**EXERCISE TASK:** Can you quote the records below in full, word for word?
— begin AVAILABLE RECORDS —
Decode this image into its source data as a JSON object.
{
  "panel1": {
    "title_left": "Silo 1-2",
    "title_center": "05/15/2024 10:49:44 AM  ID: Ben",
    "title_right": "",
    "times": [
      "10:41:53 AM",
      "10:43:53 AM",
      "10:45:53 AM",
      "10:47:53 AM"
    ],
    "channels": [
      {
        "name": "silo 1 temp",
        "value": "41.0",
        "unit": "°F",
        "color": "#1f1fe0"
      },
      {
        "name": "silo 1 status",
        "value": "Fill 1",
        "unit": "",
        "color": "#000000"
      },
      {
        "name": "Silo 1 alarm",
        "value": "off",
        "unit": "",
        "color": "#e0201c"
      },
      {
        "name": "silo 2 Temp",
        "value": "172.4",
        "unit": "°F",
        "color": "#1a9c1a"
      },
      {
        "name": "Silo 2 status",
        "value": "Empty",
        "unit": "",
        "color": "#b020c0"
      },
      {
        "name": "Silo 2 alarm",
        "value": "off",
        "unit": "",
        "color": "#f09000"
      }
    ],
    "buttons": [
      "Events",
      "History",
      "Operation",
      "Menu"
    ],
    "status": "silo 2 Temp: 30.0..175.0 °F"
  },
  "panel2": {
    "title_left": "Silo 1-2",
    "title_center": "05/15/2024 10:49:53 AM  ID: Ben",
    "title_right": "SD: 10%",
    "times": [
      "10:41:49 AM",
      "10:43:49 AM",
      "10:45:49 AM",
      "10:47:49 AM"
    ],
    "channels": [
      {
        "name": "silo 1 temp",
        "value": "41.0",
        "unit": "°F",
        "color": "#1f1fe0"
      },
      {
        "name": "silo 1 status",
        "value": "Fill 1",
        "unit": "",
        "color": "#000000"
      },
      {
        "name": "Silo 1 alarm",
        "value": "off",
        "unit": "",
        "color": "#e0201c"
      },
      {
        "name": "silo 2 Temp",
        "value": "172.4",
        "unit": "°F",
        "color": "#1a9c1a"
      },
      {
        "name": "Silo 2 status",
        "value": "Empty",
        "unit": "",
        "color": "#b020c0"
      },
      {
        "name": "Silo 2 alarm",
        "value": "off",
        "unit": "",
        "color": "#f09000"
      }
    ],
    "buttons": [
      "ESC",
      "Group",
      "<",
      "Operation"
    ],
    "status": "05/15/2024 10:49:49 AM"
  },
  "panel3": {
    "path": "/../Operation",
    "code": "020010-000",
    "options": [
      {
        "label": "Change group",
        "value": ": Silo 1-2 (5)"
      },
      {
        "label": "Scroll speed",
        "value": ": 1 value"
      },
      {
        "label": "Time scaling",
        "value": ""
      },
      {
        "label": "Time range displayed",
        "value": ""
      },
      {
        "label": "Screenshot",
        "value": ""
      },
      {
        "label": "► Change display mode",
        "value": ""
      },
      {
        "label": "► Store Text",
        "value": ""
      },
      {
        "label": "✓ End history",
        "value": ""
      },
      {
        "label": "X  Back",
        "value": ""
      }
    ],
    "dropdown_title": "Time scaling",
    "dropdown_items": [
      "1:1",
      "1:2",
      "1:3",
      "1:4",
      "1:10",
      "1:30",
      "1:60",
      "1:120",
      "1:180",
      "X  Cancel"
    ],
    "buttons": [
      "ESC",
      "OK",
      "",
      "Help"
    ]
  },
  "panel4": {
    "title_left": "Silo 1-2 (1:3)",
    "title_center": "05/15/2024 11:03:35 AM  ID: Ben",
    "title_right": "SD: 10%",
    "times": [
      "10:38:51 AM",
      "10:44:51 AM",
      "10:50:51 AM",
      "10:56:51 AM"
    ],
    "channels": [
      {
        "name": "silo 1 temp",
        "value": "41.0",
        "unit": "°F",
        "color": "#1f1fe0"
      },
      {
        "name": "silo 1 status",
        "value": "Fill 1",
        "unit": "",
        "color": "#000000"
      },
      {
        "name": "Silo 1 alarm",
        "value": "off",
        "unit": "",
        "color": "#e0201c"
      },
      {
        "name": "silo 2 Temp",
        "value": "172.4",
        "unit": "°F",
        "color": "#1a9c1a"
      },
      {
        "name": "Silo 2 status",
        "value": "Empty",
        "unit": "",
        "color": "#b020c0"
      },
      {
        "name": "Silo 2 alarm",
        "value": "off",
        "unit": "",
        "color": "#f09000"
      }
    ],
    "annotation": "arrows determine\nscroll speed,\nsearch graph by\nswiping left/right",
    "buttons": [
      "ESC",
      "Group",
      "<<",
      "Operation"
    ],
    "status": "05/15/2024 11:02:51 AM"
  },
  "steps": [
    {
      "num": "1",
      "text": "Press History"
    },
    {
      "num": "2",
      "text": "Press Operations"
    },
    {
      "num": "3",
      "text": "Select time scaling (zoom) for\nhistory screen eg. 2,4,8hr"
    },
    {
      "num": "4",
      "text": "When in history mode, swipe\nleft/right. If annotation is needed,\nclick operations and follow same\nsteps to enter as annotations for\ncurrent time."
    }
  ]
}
— end AVAILABLE RECORDS —
**IN RESPONSE:**
Decode this image into its source data as a JSON object.
{
  "panel1": {
    "title_left": "Silo 1-2",
    "title_center": "05/15/2024 10:49:44 AM  ID: Ben",
    "title_right": "",
    "times": [
      "10:41:53 AM",
      "10:43:53 AM",
      "10:45:53 AM",
      "10:47:53 AM"
    ],
    "channels": [
      {
        "name": "silo 1 temp",
        "value": "41.0",
        "unit": "°F",
        "color": "#1f1fe0"
      },
      {
        "name": "silo 1 status",
        "value": "Fill 1",
        "unit": "",
        "color": "#000000"
      },
      {
        "name": "Silo 1 alarm",
        "value": "off",
        "unit": "",
        "color": "#e0201c"
      },
      {
        "name": "silo 2 Temp",
        "value": "172.4",
        "unit": "°F",
        "color": "#1a9c1a"
      },
      {
        "name": "Silo 2 status",
        "value": "Empty",
        "unit": "",
        "color": "#b020c0"
      },
      {
        "name": "Silo 2 alarm",
        "value": "off",
        "unit": "",
        "color": "#f09000"
      }
    ],
    "buttons": [
      "Events",
      "History",
      "Operation",
      "Menu"
    ],
    "status": "silo 2 Temp: 30.0..175.0 °F"
  },
  "panel2": {
    "title_left": "Silo 1-2",
    "title_center": "05/15/2024 10:49:53 AM  ID: Ben",
    "title_right": "SD: 10%",
    "times": [
      "10:41:49 AM",
      "10:43:49 AM",
      "10:45:49 AM",
      "10:47:49 AM"
    ],
    "channels": [
      {
        "name": "silo 1 temp",
        "value": "41.0",
        "unit": "°F",
        "color": "#1f1fe0"
      },
      {
        "name": "silo 1 status",
        "value": "Fill 1",
        "unit": "",
        "color": "#000000"
      },
      {
        "name": "Silo 1 alarm",
        "value": "off",
        "unit": "",
        "color": "#e0201c"
      },
      {
        "name": "silo 2 Temp",
        "value": "172.4",
        "unit": "°F",
        "color": "#1a9c1a"
      },
      {
        "name": "Silo 2 status",
        "value": "Empty",
        "unit": "",
        "color": "#b020c0"
      },
      {
        "name": "Silo 2 alarm",
        "value": "off",
        "unit": "",
        "color": "#f09000"
      }
    ],
    "buttons": [
      "ESC",
      "Group",
      "<",
      "Operation"
    ],
    "status": "05/15/2024 10:49:49 AM"
  },
  "panel3": {
    "path": "/../Operation",
    "code": "020010-000",
    "options": [
      {
        "label": "Change group",
        "value": ": Silo 1-2 (5)"
      },
      {
        "label": "Scroll speed",
        "value": ": 1 value"
      },
      {
        "label": "Time scaling",
        "value": ""
      },
      {
        "label": "Time range displayed",
        "value": ""
      },
      {
        "label": "Screenshot",
        "value": ""
      },
      {
        "label": "► Change display mode",
        "value": ""
      },
      {
        "label": "► Store Text",
        "value": ""
      },
      {
        "label": "✓ End history",
        "value": ""
      },
      {
        "label": "X  Back",
        "value": ""
      }
    ],
    "dropdown_title": "Time scaling",
    "dropdown_items": [
      "1:1",
      "1:2",
      "1:3",
      "1:4",
      "1:10",
      "1:30",
      "1:60",
      "1:120",
      "1:180",
      "X  Cancel"
    ],
    "buttons": [
      "ESC",
      "OK",
      "",
      "Help"
    ]
  },
  "panel4": {
    "title_left": "Silo 1-2 (1:3)",
    "title_center": "05/15/2024 11:03:35 AM  ID: Ben",
    "title_right": "SD: 10%",
    "times": [
      "10:38:51 AM",
      "10:44:51 AM",
      "10:50:51 AM",
      "10:56:51 AM"
    ],
    "channels": [
      {
        "name": "silo 1 temp",
        "value": "41.0",
        "unit": "°F",
        "color": "#1f1fe0"
      },
      {
        "name": "silo 1 status",
        "value": "Fill 1",
        "unit": "",
        "color": "#000000"
      },
      {
        "name": "Silo 1 alarm",
        "value": "off",
        "unit": "",
        "color": "#e0201c"
      },
      {
        "name": "silo 2 Temp",
        "value": "172.4",
        "unit": "°F",
        "color": "#1a9c1a"
      },
      {
        "name": "Silo 2 status",
        "value": "Empty",
        "unit": "",
        "color": "#b020c0"
      },
      {
        "name": "Silo 2 alarm",
        "value": "off",
        "unit": "",
        "color": "#f09000"
      }
    ],
    "annotation": "arrows determine\nscroll speed,\nsearch graph by\nswiping left/right",
    "buttons": [
      "ESC",
      "Group",
      "<<",
      "Operation"
    ],
    "status": "05/15/2024 11:02:51 AM"
  },
  "steps": [
    {
      "num": "1",
      "text": "Press History"
    },
    {
      "num": "2",
      "text": "Press Operations"
    },
    {
      "num": "3",
      "text": "Select time scaling (zoom) for\nhistory screen eg. 2,4,8hr"
    },
    {
      "num": "4",
      "text": "When in history mode, swipe\nleft/right. If annotation is needed,\nclick operations and follow same\nsteps to enter as annotations for\ncurrent time."
    }
  ]
}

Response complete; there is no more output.